Tâche écrite: Filtrez les entrées ci-dessous pour ne recopier que les lignes qui contiennent la chaîne « element », en tenant compte de la casse.

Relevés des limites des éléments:
+++

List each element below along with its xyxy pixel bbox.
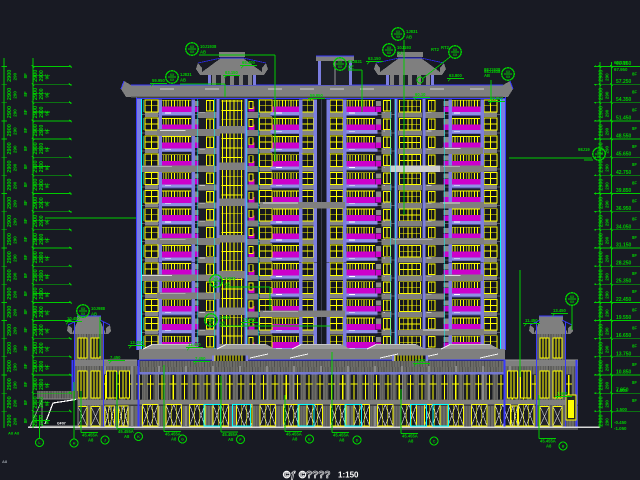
svg-text:AB: AB xyxy=(180,78,186,83)
svg-text:63.150: 63.150 xyxy=(368,56,381,61)
svg-text:8F: 8F xyxy=(632,253,637,258)
svg-text:36.950: 36.950 xyxy=(616,206,632,212)
svg-text:290: 290 xyxy=(605,254,610,262)
svg-text:13.450: 13.450 xyxy=(130,340,143,345)
svg-text:XX: XX xyxy=(190,45,195,49)
svg-text:98J831: 98J831 xyxy=(348,59,363,64)
svg-text:B: B xyxy=(562,445,565,449)
svg-text:8F: 8F xyxy=(632,144,637,149)
svg-text:39.850: 39.850 xyxy=(616,188,632,194)
svg-text:1J831: 1J831 xyxy=(224,276,236,281)
svg-text:RT2: RT2 xyxy=(441,45,450,50)
svg-text:290: 290 xyxy=(605,309,610,317)
svg-text:290: 290 xyxy=(605,291,610,299)
svg-text:7.450: 7.450 xyxy=(110,355,121,360)
svg-text:19.550: 19.550 xyxy=(616,315,632,321)
svg-text:63.150: 63.150 xyxy=(225,70,238,75)
svg-text:XX: XX xyxy=(338,65,343,69)
svg-text:GF07: GF07 xyxy=(57,422,66,426)
svg-text:RT2: RT2 xyxy=(431,47,440,52)
svg-text:290: 290 xyxy=(605,91,610,99)
svg-text:A8: A8 xyxy=(124,434,130,439)
svg-text:65.400: 65.400 xyxy=(242,60,255,65)
svg-text:11.450: 11.450 xyxy=(188,342,201,347)
svg-text:XX: XX xyxy=(506,75,511,79)
svg-text:A8: A8 xyxy=(228,437,234,442)
svg-text:BC: BC xyxy=(397,51,403,56)
svg-text:8F: 8F xyxy=(23,109,28,115)
svg-text:290: 290 xyxy=(605,127,610,135)
svg-text:XX: XX xyxy=(506,70,511,74)
svg-text:XX: XX xyxy=(597,150,602,154)
svg-text:290: 290 xyxy=(13,290,18,298)
svg-text:290: 290 xyxy=(605,327,610,335)
svg-text:290: 290 xyxy=(13,236,18,244)
svg-text:D: D xyxy=(356,439,359,443)
svg-text:290: 290 xyxy=(13,109,18,117)
svg-text:290: 290 xyxy=(605,381,610,389)
svg-text:8F: 8F xyxy=(632,380,637,385)
svg-text:1.500: 1.500 xyxy=(557,391,568,396)
svg-text:XX: XX xyxy=(214,282,219,286)
svg-text:DE: DE xyxy=(348,65,354,70)
svg-text:9F: 9F xyxy=(45,328,50,334)
svg-text:59.950: 59.950 xyxy=(152,78,165,83)
svg-text:290: 290 xyxy=(605,109,610,117)
svg-text:9F: 9F xyxy=(45,419,50,425)
svg-text:8F: 8F xyxy=(632,199,637,204)
svg-text:XX: XX xyxy=(209,321,214,325)
svg-text:290: 290 xyxy=(605,218,610,226)
svg-text:A8 A8: A8 A8 xyxy=(8,431,20,436)
svg-text:290: 290 xyxy=(13,399,18,407)
svg-text:63.800: 63.800 xyxy=(449,73,462,78)
svg-text:8F: 8F xyxy=(23,236,28,242)
svg-text:290: 290 xyxy=(13,254,18,262)
svg-text:9F: 9F xyxy=(45,310,50,316)
svg-text:25.350: 25.350 xyxy=(616,279,632,285)
svg-text:8F: 8F xyxy=(23,327,28,333)
svg-text:9F: 9F xyxy=(45,346,50,352)
svg-text:XX: XX xyxy=(570,300,575,304)
svg-text:9F: 9F xyxy=(45,219,50,225)
svg-text:45.650: 45.650 xyxy=(616,152,632,158)
svg-text:290: 290 xyxy=(605,164,610,172)
svg-text:290: 290 xyxy=(13,72,18,80)
svg-text:8F: 8F xyxy=(632,108,637,113)
svg-text:XX: XX xyxy=(214,277,219,281)
svg-text:XX: XX xyxy=(570,295,575,299)
svg-text:1.500: 1.500 xyxy=(616,407,628,412)
svg-text:8F: 8F xyxy=(632,162,637,167)
svg-text:8F: 8F xyxy=(632,71,637,76)
svg-text:290: 290 xyxy=(13,326,18,334)
svg-text:AB: AB xyxy=(224,282,230,287)
svg-text:K: K xyxy=(137,435,140,439)
svg-text:J: J xyxy=(104,439,106,443)
svg-text:8F: 8F xyxy=(632,217,637,222)
svg-text:1J831: 1J831 xyxy=(219,315,231,320)
svg-text:8F: 8F xyxy=(632,90,637,95)
svg-text:XX: XX xyxy=(453,53,458,57)
svg-text:8F: 8F xyxy=(23,182,28,188)
svg-text:A8: A8 xyxy=(408,439,414,444)
svg-text:G: G xyxy=(181,438,184,442)
svg-text:290: 290 xyxy=(13,127,18,135)
svg-text:-0.450: -0.450 xyxy=(614,420,627,425)
svg-text:51.450: 51.450 xyxy=(616,115,632,121)
svg-text:AB: AB xyxy=(91,312,97,317)
svg-text:290: 290 xyxy=(13,308,18,316)
svg-text:59.950: 59.950 xyxy=(490,96,503,101)
svg-text:54.350: 54.350 xyxy=(616,97,632,103)
svg-text:8F: 8F xyxy=(23,73,28,79)
svg-text:8F: 8F xyxy=(23,164,28,170)
svg-text:9F: 9F xyxy=(45,237,50,243)
svg-text:AB: AB xyxy=(200,50,206,55)
svg-text:8F: 8F xyxy=(23,418,28,424)
svg-text:A8: A8 xyxy=(546,444,552,449)
svg-text:9F: 9F xyxy=(45,146,50,152)
svg-text:290: 290 xyxy=(13,363,18,371)
svg-text:42.750: 42.750 xyxy=(616,170,632,176)
svg-text:10.850: 10.850 xyxy=(616,369,632,375)
svg-text:9F: 9F xyxy=(45,364,50,370)
svg-text:13.750: 13.750 xyxy=(616,351,632,357)
svg-text:1J831: 1J831 xyxy=(180,72,192,77)
svg-text:9F: 9F xyxy=(45,165,50,171)
svg-text:10J193: 10J193 xyxy=(397,45,412,50)
svg-text:A8: A8 xyxy=(339,438,345,443)
svg-text:290: 290 xyxy=(13,345,18,353)
svg-text:69.150: 69.150 xyxy=(614,60,628,65)
svg-text:290: 290 xyxy=(13,417,18,425)
svg-text:XX: XX xyxy=(396,30,401,34)
svg-text:16.650: 16.650 xyxy=(616,333,632,339)
svg-text:290: 290 xyxy=(605,400,610,408)
svg-text:XX: XX xyxy=(453,48,458,52)
svg-text:13.450: 13.450 xyxy=(553,308,566,313)
svg-text:34.050: 34.050 xyxy=(616,224,632,230)
svg-text:8F: 8F xyxy=(23,91,28,97)
svg-text:XX: XX xyxy=(81,312,86,316)
svg-text:XX: XX xyxy=(209,316,214,320)
svg-text:1:150: 1:150 xyxy=(338,471,359,480)
svg-text:A8: A8 xyxy=(292,437,298,442)
svg-text:290: 290 xyxy=(605,418,610,426)
svg-text:8F: 8F xyxy=(632,126,637,131)
svg-text:9F: 9F xyxy=(45,401,50,407)
svg-text:9F: 9F xyxy=(45,292,50,298)
svg-text:XX: XX xyxy=(81,307,86,311)
svg-text:8F: 8F xyxy=(632,235,637,240)
svg-text:XX: XX xyxy=(387,51,392,55)
svg-text:10J1938: 10J1938 xyxy=(200,44,217,49)
svg-text:XX: XX xyxy=(396,35,401,39)
svg-text:9F: 9F xyxy=(45,74,50,80)
svg-text:290: 290 xyxy=(605,182,610,190)
svg-text:9F: 9F xyxy=(45,255,50,261)
svg-text:A8: A8 xyxy=(88,438,94,443)
svg-text:9F: 9F xyxy=(45,110,50,116)
svg-text:290: 290 xyxy=(13,163,18,171)
svg-text:290: 290 xyxy=(13,199,18,207)
svg-text:290: 290 xyxy=(13,145,18,153)
svg-text:290: 290 xyxy=(13,272,18,280)
svg-text:8F: 8F xyxy=(632,271,637,276)
svg-text:9F: 9F xyxy=(45,183,50,189)
svg-text:98J1938: 98J1938 xyxy=(484,67,501,72)
svg-text:8F: 8F xyxy=(632,289,637,294)
svg-text:8F: 8F xyxy=(632,326,637,331)
svg-text:A8: A8 xyxy=(171,437,177,442)
svg-text:7.450: 7.450 xyxy=(195,356,206,361)
svg-text:AB: AB xyxy=(406,35,412,40)
svg-text:XX: XX xyxy=(387,46,392,50)
svg-text:290: 290 xyxy=(13,181,18,189)
svg-text:290: 290 xyxy=(605,236,610,244)
svg-text:290: 290 xyxy=(13,218,18,226)
svg-text:8F: 8F xyxy=(23,309,28,315)
svg-text:C: C xyxy=(433,440,436,444)
svg-text:©ƒ ©????: ©ƒ ©???? xyxy=(283,470,331,480)
svg-text:-1.050: -1.050 xyxy=(614,426,627,431)
svg-text:31.150: 31.150 xyxy=(616,242,632,248)
svg-text:XX: XX xyxy=(338,60,343,64)
svg-text:59.950: 59.950 xyxy=(310,93,323,98)
svg-text:8F: 8F xyxy=(23,273,28,279)
svg-text:11.450: 11.450 xyxy=(525,318,538,323)
svg-text:XX: XX xyxy=(170,78,175,82)
svg-text:8F: 8F xyxy=(23,218,28,224)
svg-text:H: H xyxy=(73,442,76,446)
svg-text:9F: 9F xyxy=(45,201,50,207)
svg-text:8F: 8F xyxy=(23,145,28,151)
svg-text:290: 290 xyxy=(13,91,18,99)
svg-text:A8: A8 xyxy=(2,459,8,464)
svg-text:8F: 8F xyxy=(632,344,637,349)
svg-text:9F: 9F xyxy=(45,128,50,134)
svg-text:290: 290 xyxy=(605,273,610,281)
svg-text:290: 290 xyxy=(605,345,610,353)
svg-text:290: 290 xyxy=(605,73,610,81)
svg-text:10.450: 10.450 xyxy=(67,316,80,321)
svg-text:48.550: 48.550 xyxy=(616,134,632,140)
svg-text:290: 290 xyxy=(605,200,610,208)
svg-text:XX: XX xyxy=(597,155,602,159)
svg-text:8F: 8F xyxy=(632,362,637,367)
svg-text:8F: 8F xyxy=(23,400,28,406)
svg-text:28.250: 28.250 xyxy=(616,261,632,267)
svg-text:8F: 8F xyxy=(23,127,28,133)
svg-text:8F: 8F xyxy=(23,381,28,387)
svg-text:8F: 8F xyxy=(23,291,28,297)
svg-text:9F: 9F xyxy=(45,274,50,280)
svg-text:4.500: 4.500 xyxy=(616,388,628,393)
svg-text:22.450: 22.450 xyxy=(616,297,632,303)
svg-text:290: 290 xyxy=(13,381,18,389)
svg-text:XX: XX xyxy=(170,73,175,77)
svg-text:7.450: 7.450 xyxy=(415,358,426,363)
svg-text:10J988: 10J988 xyxy=(91,306,106,311)
svg-text:57.250: 57.250 xyxy=(616,79,632,85)
svg-text:XX: XX xyxy=(190,50,195,54)
svg-text:8F: 8F xyxy=(23,200,28,206)
svg-text:67.950: 67.950 xyxy=(614,67,628,72)
svg-text:AB: AB xyxy=(219,321,225,326)
svg-text:8F: 8F xyxy=(632,307,637,312)
svg-text:11.950: 11.950 xyxy=(243,317,256,322)
svg-text:AB: AB xyxy=(484,73,490,78)
svg-text:8F: 8F xyxy=(23,363,28,369)
svg-text:8F: 8F xyxy=(23,345,28,351)
svg-text:9F: 9F xyxy=(45,382,50,388)
svg-text:8F: 8F xyxy=(632,398,637,403)
svg-text:98J19: 98J19 xyxy=(578,147,590,152)
svg-text:60.10: 60.10 xyxy=(415,92,426,97)
svg-text:1J831: 1J831 xyxy=(406,29,418,34)
svg-text:9F: 9F xyxy=(45,92,50,98)
svg-text:8F: 8F xyxy=(632,180,637,185)
svg-text:8F: 8F xyxy=(23,254,28,260)
svg-text:290: 290 xyxy=(605,363,610,371)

+++

En réponse:
List each element below along with its xyxy pixel bbox.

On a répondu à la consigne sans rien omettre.